# Data rows
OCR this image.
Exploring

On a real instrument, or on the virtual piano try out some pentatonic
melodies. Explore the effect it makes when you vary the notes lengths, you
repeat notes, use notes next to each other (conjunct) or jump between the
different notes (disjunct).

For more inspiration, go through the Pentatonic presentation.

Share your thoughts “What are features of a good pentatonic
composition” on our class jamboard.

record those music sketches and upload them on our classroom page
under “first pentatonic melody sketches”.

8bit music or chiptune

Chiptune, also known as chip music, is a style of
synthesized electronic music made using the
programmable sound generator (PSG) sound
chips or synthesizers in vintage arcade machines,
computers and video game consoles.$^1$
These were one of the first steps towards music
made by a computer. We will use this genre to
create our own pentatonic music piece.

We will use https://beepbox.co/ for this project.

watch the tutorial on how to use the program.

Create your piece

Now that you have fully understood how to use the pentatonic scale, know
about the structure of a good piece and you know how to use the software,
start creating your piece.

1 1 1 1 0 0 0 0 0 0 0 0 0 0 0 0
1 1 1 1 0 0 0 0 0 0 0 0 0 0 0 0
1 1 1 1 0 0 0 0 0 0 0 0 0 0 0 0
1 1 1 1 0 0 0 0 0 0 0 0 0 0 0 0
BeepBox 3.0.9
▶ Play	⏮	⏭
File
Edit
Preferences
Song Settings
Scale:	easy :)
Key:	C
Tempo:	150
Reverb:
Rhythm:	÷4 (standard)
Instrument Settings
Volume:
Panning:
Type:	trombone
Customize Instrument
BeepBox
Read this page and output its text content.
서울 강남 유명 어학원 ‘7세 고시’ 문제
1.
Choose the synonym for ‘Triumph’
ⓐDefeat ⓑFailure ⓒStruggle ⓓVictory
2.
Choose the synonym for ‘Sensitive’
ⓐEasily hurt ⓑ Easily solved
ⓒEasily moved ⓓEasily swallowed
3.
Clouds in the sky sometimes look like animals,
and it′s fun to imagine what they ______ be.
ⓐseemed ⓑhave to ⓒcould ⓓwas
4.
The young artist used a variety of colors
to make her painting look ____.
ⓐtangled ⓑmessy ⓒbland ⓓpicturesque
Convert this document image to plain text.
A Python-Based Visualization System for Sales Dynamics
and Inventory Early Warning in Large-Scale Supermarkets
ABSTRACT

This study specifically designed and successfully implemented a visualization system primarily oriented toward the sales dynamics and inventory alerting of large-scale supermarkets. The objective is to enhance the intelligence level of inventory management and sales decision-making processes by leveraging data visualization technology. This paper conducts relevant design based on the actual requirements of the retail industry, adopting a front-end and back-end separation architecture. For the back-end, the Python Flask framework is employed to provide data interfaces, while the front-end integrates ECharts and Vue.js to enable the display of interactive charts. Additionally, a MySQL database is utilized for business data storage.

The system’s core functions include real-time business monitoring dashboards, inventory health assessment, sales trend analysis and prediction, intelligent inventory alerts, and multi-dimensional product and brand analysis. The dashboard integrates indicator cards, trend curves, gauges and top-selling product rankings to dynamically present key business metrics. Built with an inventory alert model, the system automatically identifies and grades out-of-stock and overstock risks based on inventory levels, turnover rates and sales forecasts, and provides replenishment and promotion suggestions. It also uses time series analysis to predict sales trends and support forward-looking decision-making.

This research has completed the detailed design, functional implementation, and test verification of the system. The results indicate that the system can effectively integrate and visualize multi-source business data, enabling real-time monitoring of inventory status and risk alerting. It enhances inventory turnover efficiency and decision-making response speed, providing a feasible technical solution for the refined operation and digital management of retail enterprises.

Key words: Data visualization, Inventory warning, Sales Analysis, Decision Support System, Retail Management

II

# The exercise
Copy out each record, keeping every word as it is.

# Written solution
OCR this image.
Exploring

On a real instrument, or on the virtual piano try out some pentatonic
melodies. Explore the effect it makes when you vary the notes lengths, you
repeat notes, use notes next to each other (conjunct) or jump between the
different notes (disjunct).

For more inspiration, go through the Pentatonic presentation.

Share your thoughts “What are features of a good pentatonic
composition” on our class jamboard.

record those music sketches and upload them on our classroom page
under “first pentatonic melody sketches”.

8bit music or chiptune

Chiptune, also known as chip music, is a style of
synthesized electronic music made using the
programmable sound generator (PSG) sound
chips or synthesizers in vintage arcade machines,
computers and video game consoles.$^1$
These were one of the first steps towards music
made by a computer. We will use this genre to
create our own pentatonic music piece.

We will use https://beepbox.co/ for this project.

watch the tutorial on how to use the program.

Create your piece

Now that you have fully understood how to use the pentatonic scale, know
about the structure of a good piece and you know how to use the software,
start creating your piece.

1 1 1 1 0 0 0 0 0 0 0 0 0 0 0 0
1 1 1 1 0 0 0 0 0 0 0 0 0 0 0 0
1 1 1 1 0 0 0 0 0 0 0 0 0 0 0 0
1 1 1 1 0 0 0 0 0 0 0 0 0 0 0 0
BeepBox 3.0.9
▶ Play	⏮	⏭
File
Edit
Preferences
Song Settings
Scale:	easy :)
Key:	C
Tempo:	150
Reverb:
Rhythm:	÷4 (standard)
Instrument Settings
Volume:
Panning:
Type:	trombone
Customize Instrument
BeepBox
Read this page and output its text content.
서울 강남 유명 어학원 ‘7세 고시’ 문제
1.
Choose the synonym for ‘Triumph’
ⓐDefeat ⓑFailure ⓒStruggle ⓓVictory
2.
Choose the synonym for ‘Sensitive’
ⓐEasily hurt ⓑ Easily solved
ⓒEasily moved ⓓEasily swallowed
3.
Clouds in the sky sometimes look like animals,
and it′s fun to imagine what they ______ be.
ⓐseemed ⓑhave to ⓒcould ⓓwas
4.
The young artist used a variety of colors
to make her painting look ____.
ⓐtangled ⓑmessy ⓒbland ⓓpicturesque
Convert this document image to plain text.
A Python-Based Visualization System for Sales Dynamics
and Inventory Early Warning in Large-Scale Supermarkets
ABSTRACT

This study specifically designed and successfully implemented a visualization system primarily oriented toward the sales dynamics and inventory alerting of large-scale supermarkets. The objective is to enhance the intelligence level of inventory management and sales decision-making processes by leveraging data visualization technology. This paper conducts relevant design based on the actual requirements of the retail industry, adopting a front-end and back-end separation architecture. For the back-end, the Python Flask framework is employed to provide data interfaces, while the front-end integrates ECharts and Vue.js to enable the display of interactive charts. Additionally, a MySQL database is utilized for business data storage.

The system’s core functions include real-time business monitoring dashboards, inventory health assessment, sales trend analysis and prediction, intelligent inventory alerts, and multi-dimensional product and brand analysis. The dashboard integrates indicator cards, trend curves, gauges and top-selling product rankings to dynamically present key business metrics. Built with an inventory alert model, the system automatically identifies and grades out-of-stock and overstock risks based on inventory levels, turnover rates and sales forecasts, and provides replenishment and promotion suggestions. It also uses time series analysis to predict sales trends and support forward-looking decision-making.

This research has completed the detailed design, functional implementation, and test verification of the system. The results indicate that the system can effectively integrate and visualize multi-source business data, enabling real-time monitoring of inventory status and risk alerting. It enhances inventory turnover efficiency and decision-making response speed, providing a feasible technical solution for the refined operation and digital management of retail enterprises.

Key words: Data visualization, Inventory warning, Sales Analysis, Decision Support System, Retail Management

II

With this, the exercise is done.